(Saved data entries):
☆ ☆ ☆
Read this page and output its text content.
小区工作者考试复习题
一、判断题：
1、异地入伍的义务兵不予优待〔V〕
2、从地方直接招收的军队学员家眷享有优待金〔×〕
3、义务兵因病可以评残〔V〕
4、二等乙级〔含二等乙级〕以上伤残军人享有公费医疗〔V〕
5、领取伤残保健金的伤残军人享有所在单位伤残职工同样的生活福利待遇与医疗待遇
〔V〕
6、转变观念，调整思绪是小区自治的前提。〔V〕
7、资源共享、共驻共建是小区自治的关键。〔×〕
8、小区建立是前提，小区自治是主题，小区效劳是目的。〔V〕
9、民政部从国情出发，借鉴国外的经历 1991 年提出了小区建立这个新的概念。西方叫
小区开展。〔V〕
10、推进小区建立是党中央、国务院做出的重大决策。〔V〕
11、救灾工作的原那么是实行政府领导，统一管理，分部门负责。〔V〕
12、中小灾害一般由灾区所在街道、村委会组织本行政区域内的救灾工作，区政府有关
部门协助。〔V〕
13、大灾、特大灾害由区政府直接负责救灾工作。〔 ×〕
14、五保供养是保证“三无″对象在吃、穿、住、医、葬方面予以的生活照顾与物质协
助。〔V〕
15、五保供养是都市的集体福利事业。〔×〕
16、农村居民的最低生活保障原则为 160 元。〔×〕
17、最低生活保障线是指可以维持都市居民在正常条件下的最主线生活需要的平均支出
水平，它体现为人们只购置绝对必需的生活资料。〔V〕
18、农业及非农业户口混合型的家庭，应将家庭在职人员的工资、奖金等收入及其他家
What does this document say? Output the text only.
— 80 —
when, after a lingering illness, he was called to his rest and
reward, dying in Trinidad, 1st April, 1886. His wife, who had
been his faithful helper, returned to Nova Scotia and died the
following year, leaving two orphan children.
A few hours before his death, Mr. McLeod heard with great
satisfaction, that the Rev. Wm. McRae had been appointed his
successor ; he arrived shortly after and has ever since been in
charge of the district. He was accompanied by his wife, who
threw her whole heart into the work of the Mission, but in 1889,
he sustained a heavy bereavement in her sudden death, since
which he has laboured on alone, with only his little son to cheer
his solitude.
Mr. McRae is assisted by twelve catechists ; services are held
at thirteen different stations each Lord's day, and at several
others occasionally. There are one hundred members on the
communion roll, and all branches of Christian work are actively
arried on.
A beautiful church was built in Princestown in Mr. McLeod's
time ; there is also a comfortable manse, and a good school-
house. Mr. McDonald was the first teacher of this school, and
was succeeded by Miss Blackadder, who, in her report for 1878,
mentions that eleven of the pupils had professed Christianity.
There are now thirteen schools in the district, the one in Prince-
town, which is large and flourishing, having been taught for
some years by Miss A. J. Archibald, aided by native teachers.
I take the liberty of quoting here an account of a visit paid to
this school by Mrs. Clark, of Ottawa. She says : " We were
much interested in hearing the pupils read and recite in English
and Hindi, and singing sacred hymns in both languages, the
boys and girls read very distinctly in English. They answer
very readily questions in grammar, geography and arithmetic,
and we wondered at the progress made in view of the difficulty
☆ ☆ ☆
(STATED EXERCISE): Copy all of the data. Keep every word exactly as it is.

(SOLUTION FOR THIS PROBLEM):
Read this page and output its text content.
小区工作者考试复习题
一、判断题：
1、异地入伍的义务兵不予优待〔V〕
2、从地方直接招收的军队学员家眷享有优待金〔×〕
3、义务兵因病可以评残〔V〕
4、二等乙级〔含二等乙级〕以上伤残军人享有公费医疗〔V〕
5、领取伤残保健金的伤残军人享有所在单位伤残职工同样的生活福利待遇与医疗待遇
〔V〕
6、转变观念，调整思绪是小区自治的前提。〔V〕
7、资源共享、共驻共建是小区自治的关键。〔×〕
8、小区建立是前提，小区自治是主题，小区效劳是目的。〔V〕
9、民政部从国情出发，借鉴国外的经历 1991 年提出了小区建立这个新的概念。西方叫
小区开展。〔V〕
10、推进小区建立是党中央、国务院做出的重大决策。〔V〕
11、救灾工作的原那么是实行政府领导，统一管理，分部门负责。〔V〕
12、中小灾害一般由灾区所在街道、村委会组织本行政区域内的救灾工作，区政府有关
部门协助。〔V〕
13、大灾、特大灾害由区政府直接负责救灾工作。〔 ×〕
14、五保供养是保证“三无″对象在吃、穿、住、医、葬方面予以的生活照顾与物质协
助。〔V〕
15、五保供养是都市的集体福利事业。〔×〕
16、农村居民的最低生活保障原则为 160 元。〔×〕
17、最低生活保障线是指可以维持都市居民在正常条件下的最主线生活需要的平均支出
水平，它体现为人们只购置绝对必需的生活资料。〔V〕
18、农业及非农业户口混合型的家庭，应将家庭在职人员的工资、奖金等收入及其他家
What does this document say? Output the text only.
— 80 —
when, after a lingering illness, he was called to his rest and
reward, dying in Trinidad, 1st April, 1886. His wife, who had
been his faithful helper, returned to Nova Scotia and died the
following year, leaving two orphan children.
A few hours before his death, Mr. McLeod heard with great
satisfaction, that the Rev. Wm. McRae had been appointed his
successor ; he arrived shortly after and has ever since been in
charge of the district. He was accompanied by his wife, who
threw her whole heart into the work of the Mission, but in 1889,
he sustained a heavy bereavement in her sudden death, since
which he has laboured on alone, with only his little son to cheer
his solitude.
Mr. McRae is assisted by twelve catechists ; services are held
at thirteen different stations each Lord's day, and at several
others occasionally. There are one hundred members on the
communion roll, and all branches of Christian work are actively
arried on.
A beautiful church was built in Princestown in Mr. McLeod's
time ; there is also a comfortable manse, and a good school-
house. Mr. McDonald was the first teacher of this school, and
was succeeded by Miss Blackadder, who, in her report for 1878,
mentions that eleven of the pupils had professed Christianity.
There are now thirteen schools in the district, the one in Prince-
town, which is large and flourishing, having been taught for
some years by Miss A. J. Archibald, aided by native teachers.
I take the liberty of quoting here an account of a visit paid to
this school by Mrs. Clark, of Ottawa. She says : " We were
much interested in hearing the pupils read and recite in English
and Hindi, and singing sacred hymns in both languages, the
boys and girls read very distinctly in English. They answer
very readily questions in grammar, geography and arithmetic,
and we wondered at the progress made in view of the difficulty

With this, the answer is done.